-- Begin --
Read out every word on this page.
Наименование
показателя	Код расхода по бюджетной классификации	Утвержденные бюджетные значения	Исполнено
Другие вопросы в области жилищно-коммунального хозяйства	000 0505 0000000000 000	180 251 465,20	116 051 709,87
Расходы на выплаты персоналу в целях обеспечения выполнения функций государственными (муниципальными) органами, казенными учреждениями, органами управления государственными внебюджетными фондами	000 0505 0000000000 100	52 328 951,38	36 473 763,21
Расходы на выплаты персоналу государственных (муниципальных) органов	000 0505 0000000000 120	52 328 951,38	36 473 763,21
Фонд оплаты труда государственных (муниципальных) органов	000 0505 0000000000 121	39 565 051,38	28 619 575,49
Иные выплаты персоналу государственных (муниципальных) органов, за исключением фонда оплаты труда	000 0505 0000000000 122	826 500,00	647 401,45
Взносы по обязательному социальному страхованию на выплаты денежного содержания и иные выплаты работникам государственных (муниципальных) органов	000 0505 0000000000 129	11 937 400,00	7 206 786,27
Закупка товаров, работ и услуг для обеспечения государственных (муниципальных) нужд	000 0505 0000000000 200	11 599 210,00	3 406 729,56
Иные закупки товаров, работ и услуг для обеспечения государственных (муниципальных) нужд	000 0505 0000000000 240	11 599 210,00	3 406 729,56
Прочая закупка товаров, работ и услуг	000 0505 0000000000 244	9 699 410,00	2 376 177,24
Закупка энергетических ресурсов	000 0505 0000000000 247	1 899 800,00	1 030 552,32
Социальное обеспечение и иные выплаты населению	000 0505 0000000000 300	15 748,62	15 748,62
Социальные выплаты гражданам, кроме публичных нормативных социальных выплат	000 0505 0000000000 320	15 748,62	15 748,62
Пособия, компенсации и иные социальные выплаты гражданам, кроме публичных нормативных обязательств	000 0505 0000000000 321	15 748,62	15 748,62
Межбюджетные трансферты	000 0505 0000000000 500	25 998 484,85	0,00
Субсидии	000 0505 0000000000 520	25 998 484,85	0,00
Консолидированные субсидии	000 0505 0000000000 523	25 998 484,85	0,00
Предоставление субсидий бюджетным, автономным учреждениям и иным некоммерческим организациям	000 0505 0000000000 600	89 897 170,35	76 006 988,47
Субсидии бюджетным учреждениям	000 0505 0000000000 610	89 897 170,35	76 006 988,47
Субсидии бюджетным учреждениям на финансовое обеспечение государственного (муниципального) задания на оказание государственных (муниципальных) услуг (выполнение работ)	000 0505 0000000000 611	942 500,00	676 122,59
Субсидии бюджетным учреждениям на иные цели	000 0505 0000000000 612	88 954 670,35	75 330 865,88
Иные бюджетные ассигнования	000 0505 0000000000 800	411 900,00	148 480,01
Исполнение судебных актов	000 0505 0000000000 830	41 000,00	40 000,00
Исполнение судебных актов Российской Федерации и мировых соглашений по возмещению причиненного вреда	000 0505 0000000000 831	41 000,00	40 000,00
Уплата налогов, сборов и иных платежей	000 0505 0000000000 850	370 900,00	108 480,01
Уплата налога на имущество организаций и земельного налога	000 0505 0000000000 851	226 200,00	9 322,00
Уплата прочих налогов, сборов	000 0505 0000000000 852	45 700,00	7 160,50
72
-- End --
▶ [BRIEF]:
Extract the full listing and reproduce each line exactly.

▶ [PROBLEM SOLUTION]:
Read out every word on this page.
Наименование
показателя	Код расхода по бюджетной классификации	Утвержденные бюджетные значения	Исполнено
Другие вопросы в области жилищно-коммунального хозяйства	000 0505 0000000000 000	180 251 465,20	116 051 709,87
Расходы на выплаты персоналу в целях обеспечения выполнения функций государственными (муниципальными) органами, казенными учреждениями, органами управления государственными внебюджетными фондами	000 0505 0000000000 100	52 328 951,38	36 473 763,21
Расходы на выплаты персоналу государственных (муниципальных) органов	000 0505 0000000000 120	52 328 951,38	36 473 763,21
Фонд оплаты труда государственных (муниципальных) органов	000 0505 0000000000 121	39 565 051,38	28 619 575,49
Иные выплаты персоналу государственных (муниципальных) органов, за исключением фонда оплаты труда	000 0505 0000000000 122	826 500,00	647 401,45
Взносы по обязательному социальному страхованию на выплаты денежного содержания и иные выплаты работникам государственных (муниципальных) органов	000 0505 0000000000 129	11 937 400,00	7 206 786,27
Закупка товаров, работ и услуг для обеспечения государственных (муниципальных) нужд	000 0505 0000000000 200	11 599 210,00	3 406 729,56
Иные закупки товаров, работ и услуг для обеспечения государственных (муниципальных) нужд	000 0505 0000000000 240	11 599 210,00	3 406 729,56
Прочая закупка товаров, работ и услуг	000 0505 0000000000 244	9 699 410,00	2 376 177,24
Закупка энергетических ресурсов	000 0505 0000000000 247	1 899 800,00	1 030 552,32
Социальное обеспечение и иные выплаты населению	000 0505 0000000000 300	15 748,62	15 748,62
Социальные выплаты гражданам, кроме публичных нормативных социальных выплат	000 0505 0000000000 320	15 748,62	15 748,62
Пособия, компенсации и иные социальные выплаты гражданам, кроме публичных нормативных обязательств	000 0505 0000000000 321	15 748,62	15 748,62
Межбюджетные трансферты	000 0505 0000000000 500	25 998 484,85	0,00
Субсидии	000 0505 0000000000 520	25 998 484,85	0,00
Консолидированные субсидии	000 0505 0000000000 523	25 998 484,85	0,00
Предоставление субсидий бюджетным, автономным учреждениям и иным некоммерческим организациям	000 0505 0000000000 600	89 897 170,35	76 006 988,47
Субсидии бюджетным учреждениям	000 0505 0000000000 610	89 897 170,35	76 006 988,47
Субсидии бюджетным учреждениям на финансовое обеспечение государственного (муниципального) задания на оказание государственных (муниципальных) услуг (выполнение работ)	000 0505 0000000000 611	942 500,00	676 122,59
Субсидии бюджетным учреждениям на иные цели	000 0505 0000000000 612	88 954 670,35	75 330 865,88
Иные бюджетные ассигнования	000 0505 0000000000 800	411 900,00	148 480,01
Исполнение судебных актов	000 0505 0000000000 830	41 000,00	40 000,00
Исполнение судебных актов Российской Федерации и мировых соглашений по возмещению причиненного вреда	000 0505 0000000000 831	41 000,00	40 000,00
Уплата налогов, сборов и иных платежей	000 0505 0000000000 850	370 900,00	108 480,01
Уплата налога на имущество организаций и земельного налога	000 0505 0000000000 851	226 200,00	9 322,00
Уплата прочих налогов, сборов	000 0505 0000000000 852	45 700,00	7 160,50
72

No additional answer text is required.